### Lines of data
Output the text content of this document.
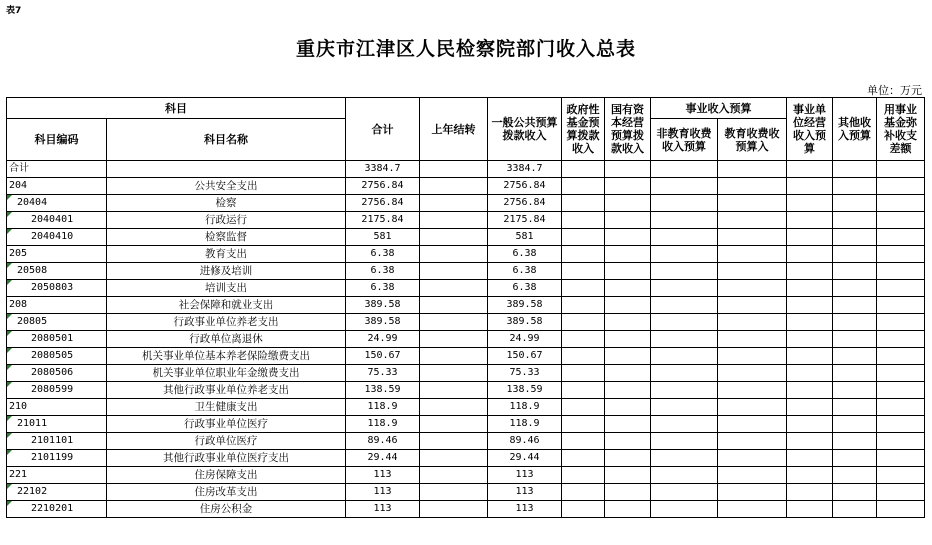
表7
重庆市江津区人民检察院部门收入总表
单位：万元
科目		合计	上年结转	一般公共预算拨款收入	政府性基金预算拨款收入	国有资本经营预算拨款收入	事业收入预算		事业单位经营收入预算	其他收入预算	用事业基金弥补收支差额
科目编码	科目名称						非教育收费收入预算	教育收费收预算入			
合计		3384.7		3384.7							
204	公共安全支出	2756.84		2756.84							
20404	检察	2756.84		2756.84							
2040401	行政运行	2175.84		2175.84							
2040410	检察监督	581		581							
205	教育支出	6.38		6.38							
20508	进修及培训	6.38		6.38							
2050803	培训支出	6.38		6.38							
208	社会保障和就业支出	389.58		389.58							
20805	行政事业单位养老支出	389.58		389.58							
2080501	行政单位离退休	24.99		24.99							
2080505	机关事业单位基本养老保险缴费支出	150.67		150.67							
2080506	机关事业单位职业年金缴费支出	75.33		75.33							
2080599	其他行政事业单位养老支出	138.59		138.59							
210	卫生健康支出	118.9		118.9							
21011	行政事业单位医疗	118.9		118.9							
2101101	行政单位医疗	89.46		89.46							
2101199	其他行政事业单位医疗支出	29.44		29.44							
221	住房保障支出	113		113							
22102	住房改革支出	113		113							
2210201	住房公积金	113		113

* * *

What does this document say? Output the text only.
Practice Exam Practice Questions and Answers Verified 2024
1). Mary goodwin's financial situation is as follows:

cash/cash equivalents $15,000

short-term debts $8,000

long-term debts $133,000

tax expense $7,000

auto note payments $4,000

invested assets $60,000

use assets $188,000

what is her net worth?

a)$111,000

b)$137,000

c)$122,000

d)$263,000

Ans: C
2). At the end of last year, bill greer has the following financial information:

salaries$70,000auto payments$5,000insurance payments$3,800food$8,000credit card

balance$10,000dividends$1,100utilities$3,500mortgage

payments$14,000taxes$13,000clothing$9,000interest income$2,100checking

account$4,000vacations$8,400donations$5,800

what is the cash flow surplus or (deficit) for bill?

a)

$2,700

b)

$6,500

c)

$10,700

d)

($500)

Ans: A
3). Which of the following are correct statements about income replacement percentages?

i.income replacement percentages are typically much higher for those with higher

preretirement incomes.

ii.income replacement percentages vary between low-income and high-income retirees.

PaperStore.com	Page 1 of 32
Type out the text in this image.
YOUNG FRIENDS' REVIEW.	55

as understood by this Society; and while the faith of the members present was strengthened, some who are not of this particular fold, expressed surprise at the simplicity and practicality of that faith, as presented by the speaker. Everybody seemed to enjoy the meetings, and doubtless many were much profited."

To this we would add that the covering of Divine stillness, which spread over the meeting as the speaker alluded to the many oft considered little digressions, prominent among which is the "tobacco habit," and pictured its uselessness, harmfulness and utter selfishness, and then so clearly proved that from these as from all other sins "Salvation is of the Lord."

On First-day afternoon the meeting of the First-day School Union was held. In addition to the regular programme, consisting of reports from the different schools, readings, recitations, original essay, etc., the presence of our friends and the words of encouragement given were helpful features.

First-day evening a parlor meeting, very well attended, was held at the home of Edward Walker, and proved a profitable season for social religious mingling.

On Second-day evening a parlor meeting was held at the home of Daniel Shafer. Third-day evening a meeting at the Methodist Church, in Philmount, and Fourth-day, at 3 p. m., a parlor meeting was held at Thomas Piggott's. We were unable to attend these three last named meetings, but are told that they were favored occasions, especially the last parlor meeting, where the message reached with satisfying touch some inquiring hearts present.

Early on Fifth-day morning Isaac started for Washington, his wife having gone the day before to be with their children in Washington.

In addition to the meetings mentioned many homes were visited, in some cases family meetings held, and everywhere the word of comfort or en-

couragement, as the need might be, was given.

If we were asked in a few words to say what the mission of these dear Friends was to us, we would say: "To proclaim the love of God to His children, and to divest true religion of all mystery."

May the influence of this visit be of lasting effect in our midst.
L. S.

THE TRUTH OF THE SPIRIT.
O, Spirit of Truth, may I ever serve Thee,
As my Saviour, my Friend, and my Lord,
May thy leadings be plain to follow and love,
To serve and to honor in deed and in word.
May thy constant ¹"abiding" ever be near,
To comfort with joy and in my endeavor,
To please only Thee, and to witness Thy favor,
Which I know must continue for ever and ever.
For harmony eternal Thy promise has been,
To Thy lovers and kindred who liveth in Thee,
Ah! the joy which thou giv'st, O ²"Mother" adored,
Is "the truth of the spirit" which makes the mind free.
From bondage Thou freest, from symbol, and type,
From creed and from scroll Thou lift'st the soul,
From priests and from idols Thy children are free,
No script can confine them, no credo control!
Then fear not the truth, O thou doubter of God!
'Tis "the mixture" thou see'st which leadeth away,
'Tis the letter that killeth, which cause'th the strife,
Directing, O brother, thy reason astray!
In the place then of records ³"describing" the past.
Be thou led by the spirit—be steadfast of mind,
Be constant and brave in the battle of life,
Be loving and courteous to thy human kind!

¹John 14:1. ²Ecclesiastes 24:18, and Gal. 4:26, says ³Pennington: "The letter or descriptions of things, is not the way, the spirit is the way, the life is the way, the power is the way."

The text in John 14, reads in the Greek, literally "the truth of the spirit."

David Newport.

==

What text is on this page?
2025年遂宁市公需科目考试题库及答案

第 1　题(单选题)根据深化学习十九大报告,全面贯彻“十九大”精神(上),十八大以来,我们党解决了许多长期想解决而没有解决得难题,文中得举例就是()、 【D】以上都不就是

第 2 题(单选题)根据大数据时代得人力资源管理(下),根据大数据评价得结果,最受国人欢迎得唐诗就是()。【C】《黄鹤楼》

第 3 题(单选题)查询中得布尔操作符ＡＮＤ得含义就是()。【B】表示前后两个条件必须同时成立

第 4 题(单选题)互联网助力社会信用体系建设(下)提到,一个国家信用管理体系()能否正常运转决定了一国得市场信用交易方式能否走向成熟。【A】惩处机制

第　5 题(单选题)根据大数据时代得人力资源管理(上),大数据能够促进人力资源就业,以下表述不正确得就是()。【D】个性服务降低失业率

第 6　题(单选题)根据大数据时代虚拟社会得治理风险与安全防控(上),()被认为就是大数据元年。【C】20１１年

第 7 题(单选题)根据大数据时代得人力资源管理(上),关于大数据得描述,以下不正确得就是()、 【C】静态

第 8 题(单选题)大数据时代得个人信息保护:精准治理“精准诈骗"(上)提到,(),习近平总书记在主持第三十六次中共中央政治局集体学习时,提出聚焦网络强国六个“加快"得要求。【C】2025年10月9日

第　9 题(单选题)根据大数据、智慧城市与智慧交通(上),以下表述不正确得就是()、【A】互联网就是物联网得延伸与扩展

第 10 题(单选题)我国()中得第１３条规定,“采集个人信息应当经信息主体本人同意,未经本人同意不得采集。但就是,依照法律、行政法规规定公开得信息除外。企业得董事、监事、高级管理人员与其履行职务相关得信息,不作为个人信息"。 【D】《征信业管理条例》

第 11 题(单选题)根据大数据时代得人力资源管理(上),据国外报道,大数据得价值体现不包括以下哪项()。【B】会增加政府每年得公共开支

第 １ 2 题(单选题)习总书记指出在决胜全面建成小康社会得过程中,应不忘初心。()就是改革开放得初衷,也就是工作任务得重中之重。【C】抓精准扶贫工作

### Task to complete
Scan the material above. Copy each line where "life" occurs.

### Full solution
Be constant and brave in the battle of life,
¹John 14:1. ²Ecclesiastes 24:18, and Gal. 4:26, says ³Pennington: "The letter or descriptions of things, is not the way, the spirit is the way, the life is the way, the power is the way."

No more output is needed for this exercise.